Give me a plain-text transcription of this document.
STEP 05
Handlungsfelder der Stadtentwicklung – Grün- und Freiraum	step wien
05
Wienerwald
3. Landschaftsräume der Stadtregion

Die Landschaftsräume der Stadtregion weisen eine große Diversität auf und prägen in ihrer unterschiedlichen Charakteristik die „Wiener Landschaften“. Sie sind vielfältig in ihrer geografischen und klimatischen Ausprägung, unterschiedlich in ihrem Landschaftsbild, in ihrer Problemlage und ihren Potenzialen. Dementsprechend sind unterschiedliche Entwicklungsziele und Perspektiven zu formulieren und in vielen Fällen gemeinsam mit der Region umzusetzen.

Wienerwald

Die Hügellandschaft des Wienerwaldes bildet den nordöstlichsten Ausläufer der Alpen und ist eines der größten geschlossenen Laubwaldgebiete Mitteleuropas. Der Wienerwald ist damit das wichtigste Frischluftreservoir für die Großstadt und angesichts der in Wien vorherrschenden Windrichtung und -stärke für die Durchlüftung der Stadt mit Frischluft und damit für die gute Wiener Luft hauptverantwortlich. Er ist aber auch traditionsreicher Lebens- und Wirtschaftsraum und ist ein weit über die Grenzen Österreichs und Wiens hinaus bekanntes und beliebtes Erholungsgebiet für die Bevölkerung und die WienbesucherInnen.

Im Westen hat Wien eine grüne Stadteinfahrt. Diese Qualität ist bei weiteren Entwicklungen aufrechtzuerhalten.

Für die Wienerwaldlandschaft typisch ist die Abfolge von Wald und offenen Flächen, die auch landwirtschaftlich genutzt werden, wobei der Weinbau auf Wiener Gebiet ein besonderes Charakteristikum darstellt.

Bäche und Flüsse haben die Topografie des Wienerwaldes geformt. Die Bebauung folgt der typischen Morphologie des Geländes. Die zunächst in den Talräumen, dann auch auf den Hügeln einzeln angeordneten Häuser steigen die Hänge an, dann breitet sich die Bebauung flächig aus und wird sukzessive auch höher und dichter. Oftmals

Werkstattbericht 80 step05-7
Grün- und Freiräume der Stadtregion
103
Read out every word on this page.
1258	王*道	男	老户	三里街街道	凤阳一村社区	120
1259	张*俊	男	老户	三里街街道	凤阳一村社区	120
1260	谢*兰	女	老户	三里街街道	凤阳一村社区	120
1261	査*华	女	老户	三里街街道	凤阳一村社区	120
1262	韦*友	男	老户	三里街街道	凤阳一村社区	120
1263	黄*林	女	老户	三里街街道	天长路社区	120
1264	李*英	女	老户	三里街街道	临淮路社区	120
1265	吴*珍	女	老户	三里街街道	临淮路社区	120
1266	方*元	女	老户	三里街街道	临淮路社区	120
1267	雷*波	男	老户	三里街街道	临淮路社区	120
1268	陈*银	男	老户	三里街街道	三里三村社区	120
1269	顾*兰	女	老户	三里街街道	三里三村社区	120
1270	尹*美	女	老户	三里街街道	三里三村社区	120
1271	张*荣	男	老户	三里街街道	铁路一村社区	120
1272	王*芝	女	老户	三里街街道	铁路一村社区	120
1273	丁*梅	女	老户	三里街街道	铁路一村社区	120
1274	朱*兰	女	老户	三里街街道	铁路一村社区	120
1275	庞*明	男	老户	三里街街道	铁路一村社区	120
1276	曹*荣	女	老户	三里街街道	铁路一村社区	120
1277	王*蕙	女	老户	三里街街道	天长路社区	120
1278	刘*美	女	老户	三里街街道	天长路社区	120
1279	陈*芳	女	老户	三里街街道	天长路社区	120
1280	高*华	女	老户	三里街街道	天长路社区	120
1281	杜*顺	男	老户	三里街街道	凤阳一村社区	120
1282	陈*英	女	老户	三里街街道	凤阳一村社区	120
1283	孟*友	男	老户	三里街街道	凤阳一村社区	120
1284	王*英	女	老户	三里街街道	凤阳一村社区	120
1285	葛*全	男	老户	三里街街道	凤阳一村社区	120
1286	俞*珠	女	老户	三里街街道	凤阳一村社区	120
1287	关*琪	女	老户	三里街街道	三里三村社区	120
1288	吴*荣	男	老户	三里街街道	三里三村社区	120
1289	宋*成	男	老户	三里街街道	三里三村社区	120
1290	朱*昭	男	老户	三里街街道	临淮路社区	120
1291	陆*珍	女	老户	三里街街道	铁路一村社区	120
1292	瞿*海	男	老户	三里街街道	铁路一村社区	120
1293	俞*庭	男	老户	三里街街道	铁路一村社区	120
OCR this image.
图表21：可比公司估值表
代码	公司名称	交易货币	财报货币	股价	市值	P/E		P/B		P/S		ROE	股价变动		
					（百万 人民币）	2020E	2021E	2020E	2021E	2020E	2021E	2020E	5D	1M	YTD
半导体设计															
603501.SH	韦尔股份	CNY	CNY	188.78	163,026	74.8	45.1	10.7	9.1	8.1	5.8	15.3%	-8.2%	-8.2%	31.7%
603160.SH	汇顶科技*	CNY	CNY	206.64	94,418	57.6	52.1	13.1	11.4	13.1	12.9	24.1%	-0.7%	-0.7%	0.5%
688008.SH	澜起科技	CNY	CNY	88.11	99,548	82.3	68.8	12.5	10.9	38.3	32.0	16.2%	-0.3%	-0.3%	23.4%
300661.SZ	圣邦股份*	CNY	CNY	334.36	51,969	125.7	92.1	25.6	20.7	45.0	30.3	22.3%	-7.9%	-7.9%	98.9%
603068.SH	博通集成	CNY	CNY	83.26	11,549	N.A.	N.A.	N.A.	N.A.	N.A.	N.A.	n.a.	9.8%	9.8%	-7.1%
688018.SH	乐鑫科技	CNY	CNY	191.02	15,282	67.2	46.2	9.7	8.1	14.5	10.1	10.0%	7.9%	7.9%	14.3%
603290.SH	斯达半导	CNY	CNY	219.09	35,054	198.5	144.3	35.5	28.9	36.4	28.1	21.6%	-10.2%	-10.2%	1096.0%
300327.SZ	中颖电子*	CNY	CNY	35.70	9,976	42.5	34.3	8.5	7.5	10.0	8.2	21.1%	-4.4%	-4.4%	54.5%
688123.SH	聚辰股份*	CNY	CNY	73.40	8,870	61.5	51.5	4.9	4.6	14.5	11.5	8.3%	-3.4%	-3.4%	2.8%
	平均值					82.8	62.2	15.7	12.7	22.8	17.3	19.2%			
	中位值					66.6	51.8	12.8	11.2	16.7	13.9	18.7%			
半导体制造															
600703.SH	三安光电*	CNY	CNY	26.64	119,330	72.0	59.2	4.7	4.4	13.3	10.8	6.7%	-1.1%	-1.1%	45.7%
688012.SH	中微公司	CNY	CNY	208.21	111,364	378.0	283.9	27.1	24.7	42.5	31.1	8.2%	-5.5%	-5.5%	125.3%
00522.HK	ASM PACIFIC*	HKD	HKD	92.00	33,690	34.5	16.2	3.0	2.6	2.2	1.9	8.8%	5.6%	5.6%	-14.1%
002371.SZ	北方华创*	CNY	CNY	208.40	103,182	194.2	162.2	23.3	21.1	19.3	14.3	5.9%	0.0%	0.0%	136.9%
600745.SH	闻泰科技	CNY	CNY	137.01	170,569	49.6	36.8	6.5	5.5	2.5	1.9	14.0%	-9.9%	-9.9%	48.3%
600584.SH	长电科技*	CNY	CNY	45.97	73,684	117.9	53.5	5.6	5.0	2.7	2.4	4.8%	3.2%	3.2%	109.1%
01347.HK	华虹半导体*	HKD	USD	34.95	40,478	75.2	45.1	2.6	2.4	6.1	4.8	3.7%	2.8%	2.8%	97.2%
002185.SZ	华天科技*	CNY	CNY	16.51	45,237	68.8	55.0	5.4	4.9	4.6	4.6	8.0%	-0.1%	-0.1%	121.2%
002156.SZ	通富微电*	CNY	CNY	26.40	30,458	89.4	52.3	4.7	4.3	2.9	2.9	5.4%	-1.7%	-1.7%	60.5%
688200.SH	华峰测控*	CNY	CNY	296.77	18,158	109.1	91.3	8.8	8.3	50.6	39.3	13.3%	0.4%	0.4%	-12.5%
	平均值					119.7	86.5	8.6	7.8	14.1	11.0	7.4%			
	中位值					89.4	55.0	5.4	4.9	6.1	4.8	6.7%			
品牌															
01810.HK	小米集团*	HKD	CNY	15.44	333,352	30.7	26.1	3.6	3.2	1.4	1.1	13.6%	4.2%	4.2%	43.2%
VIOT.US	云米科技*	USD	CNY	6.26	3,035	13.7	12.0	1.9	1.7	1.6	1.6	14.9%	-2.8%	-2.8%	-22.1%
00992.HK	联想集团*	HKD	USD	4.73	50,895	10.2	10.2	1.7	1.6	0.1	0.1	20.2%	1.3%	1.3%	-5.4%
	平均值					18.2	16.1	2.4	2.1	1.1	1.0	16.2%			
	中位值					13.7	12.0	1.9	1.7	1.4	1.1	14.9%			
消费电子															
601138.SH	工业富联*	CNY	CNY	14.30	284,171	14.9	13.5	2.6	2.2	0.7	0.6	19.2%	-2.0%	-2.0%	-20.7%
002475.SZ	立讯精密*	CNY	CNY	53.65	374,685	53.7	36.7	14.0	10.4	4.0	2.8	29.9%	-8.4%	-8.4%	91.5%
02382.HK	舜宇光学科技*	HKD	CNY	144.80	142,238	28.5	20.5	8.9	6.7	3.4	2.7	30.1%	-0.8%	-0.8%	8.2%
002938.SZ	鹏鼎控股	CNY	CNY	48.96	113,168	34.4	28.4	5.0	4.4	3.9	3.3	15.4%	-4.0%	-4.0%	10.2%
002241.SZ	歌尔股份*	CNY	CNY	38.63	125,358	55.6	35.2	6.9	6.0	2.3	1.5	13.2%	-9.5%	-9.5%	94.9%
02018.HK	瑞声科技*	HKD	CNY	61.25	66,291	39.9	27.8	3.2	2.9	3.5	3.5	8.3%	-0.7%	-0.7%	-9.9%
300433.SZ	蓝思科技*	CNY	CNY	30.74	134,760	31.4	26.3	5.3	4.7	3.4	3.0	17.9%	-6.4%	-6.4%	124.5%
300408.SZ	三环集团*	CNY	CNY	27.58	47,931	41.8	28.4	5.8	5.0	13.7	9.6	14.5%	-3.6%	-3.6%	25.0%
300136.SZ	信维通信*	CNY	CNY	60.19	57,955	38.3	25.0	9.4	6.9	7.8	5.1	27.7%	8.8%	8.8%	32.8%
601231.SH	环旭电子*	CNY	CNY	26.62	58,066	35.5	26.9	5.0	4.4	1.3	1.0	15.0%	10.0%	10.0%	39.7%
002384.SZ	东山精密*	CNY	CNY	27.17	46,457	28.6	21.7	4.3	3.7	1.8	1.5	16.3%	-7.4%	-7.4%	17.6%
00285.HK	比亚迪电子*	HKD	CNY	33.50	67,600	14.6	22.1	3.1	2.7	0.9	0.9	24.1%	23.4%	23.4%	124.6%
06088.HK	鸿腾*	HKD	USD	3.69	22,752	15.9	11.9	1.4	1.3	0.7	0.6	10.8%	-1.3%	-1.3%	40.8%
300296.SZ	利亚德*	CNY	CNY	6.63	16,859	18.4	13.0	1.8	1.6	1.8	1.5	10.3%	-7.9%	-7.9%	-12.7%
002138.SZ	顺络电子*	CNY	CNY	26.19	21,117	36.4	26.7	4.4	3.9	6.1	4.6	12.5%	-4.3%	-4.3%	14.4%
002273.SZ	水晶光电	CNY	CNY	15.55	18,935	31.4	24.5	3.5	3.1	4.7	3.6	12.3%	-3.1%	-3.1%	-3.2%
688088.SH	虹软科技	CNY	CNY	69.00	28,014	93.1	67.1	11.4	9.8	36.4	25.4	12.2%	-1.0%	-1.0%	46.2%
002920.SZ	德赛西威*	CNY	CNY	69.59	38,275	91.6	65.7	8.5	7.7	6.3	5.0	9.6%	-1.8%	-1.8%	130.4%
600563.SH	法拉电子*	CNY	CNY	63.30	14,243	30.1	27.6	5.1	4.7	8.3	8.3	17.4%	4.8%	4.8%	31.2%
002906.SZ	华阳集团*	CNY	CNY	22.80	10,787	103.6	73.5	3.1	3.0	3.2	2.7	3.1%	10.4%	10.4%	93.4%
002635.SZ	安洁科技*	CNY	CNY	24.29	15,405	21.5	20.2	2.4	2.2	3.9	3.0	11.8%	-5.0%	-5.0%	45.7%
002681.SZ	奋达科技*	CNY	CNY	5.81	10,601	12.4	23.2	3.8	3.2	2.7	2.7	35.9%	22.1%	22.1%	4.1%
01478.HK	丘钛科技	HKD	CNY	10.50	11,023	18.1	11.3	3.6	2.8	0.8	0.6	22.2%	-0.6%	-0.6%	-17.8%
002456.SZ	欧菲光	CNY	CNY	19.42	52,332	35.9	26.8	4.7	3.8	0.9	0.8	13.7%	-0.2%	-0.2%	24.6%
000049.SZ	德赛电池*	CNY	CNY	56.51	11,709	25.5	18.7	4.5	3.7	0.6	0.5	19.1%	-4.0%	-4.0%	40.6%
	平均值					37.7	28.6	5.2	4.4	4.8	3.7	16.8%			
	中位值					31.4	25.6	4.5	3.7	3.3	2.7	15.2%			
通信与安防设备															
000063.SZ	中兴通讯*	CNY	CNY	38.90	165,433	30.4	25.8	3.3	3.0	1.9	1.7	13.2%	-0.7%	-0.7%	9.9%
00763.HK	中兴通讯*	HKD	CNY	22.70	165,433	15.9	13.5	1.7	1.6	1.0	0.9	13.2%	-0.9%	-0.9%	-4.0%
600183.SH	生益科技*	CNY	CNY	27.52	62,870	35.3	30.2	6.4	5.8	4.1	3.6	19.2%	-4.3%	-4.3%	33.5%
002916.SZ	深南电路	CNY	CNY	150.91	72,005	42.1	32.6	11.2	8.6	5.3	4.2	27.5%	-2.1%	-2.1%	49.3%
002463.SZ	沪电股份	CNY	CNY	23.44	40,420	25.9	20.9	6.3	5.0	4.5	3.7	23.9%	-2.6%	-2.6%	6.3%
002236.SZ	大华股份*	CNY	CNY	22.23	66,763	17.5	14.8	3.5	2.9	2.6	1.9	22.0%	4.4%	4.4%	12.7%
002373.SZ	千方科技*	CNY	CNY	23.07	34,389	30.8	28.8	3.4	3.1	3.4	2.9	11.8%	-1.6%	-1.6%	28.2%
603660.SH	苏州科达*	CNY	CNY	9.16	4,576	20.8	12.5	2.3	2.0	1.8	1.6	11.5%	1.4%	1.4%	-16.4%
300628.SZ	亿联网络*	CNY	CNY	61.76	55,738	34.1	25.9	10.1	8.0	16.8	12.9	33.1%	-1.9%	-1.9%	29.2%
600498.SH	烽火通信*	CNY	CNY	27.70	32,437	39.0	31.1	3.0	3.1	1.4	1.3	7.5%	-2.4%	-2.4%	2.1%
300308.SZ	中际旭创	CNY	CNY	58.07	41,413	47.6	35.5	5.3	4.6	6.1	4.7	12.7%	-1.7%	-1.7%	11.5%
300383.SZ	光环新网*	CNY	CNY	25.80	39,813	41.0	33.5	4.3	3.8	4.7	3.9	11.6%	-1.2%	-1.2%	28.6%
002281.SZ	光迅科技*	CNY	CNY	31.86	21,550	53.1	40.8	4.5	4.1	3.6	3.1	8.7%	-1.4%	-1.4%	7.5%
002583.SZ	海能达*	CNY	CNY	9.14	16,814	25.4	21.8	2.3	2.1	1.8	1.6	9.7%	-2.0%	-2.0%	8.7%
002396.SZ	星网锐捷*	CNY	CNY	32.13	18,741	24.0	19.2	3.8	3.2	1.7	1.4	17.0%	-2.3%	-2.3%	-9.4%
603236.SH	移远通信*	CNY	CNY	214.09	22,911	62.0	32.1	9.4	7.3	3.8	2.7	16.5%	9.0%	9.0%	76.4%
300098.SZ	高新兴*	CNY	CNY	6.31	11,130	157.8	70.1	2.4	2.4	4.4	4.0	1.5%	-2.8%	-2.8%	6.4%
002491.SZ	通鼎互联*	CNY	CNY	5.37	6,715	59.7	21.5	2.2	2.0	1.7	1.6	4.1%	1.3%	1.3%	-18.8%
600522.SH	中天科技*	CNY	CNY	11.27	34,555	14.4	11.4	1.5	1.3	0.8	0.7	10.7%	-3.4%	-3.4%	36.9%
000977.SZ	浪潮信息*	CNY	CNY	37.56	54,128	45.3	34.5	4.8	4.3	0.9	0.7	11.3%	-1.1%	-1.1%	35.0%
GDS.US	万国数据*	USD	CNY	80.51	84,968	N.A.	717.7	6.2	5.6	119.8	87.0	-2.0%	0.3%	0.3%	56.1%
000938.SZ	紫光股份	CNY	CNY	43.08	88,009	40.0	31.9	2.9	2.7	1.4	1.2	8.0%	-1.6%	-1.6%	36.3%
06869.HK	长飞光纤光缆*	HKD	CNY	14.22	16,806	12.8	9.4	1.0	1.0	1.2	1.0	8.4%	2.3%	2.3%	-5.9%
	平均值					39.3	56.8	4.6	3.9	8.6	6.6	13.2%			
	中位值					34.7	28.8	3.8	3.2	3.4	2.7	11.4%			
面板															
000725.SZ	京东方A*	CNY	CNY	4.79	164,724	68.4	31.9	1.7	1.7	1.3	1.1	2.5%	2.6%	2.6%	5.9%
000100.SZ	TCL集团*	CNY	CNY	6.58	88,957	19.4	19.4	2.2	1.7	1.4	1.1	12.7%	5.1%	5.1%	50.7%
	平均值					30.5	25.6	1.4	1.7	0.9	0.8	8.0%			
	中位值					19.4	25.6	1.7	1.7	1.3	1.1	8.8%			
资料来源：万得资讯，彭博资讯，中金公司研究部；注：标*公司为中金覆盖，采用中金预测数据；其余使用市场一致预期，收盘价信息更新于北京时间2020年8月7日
★ ★ ★ ★ ★ ★ ★
_Description of the task_: Extract all lines that hold the word "三里三村社区".

_Response to this task_:
1268	陈*银	男	老户	三里街街道	三里三村社区	120
1269	顾*兰	女	老户	三里街街道	三里三村社区	120
1270	尹*美	女	老户	三里街街道	三里三村社区	120
1287	关*琪	女	老户	三里街街道	三里三村社区	120
1288	吴*荣	男	老户	三里街街道	三里三村社区	120
1289	宋*成	男	老户	三里街街道	三里三村社区	120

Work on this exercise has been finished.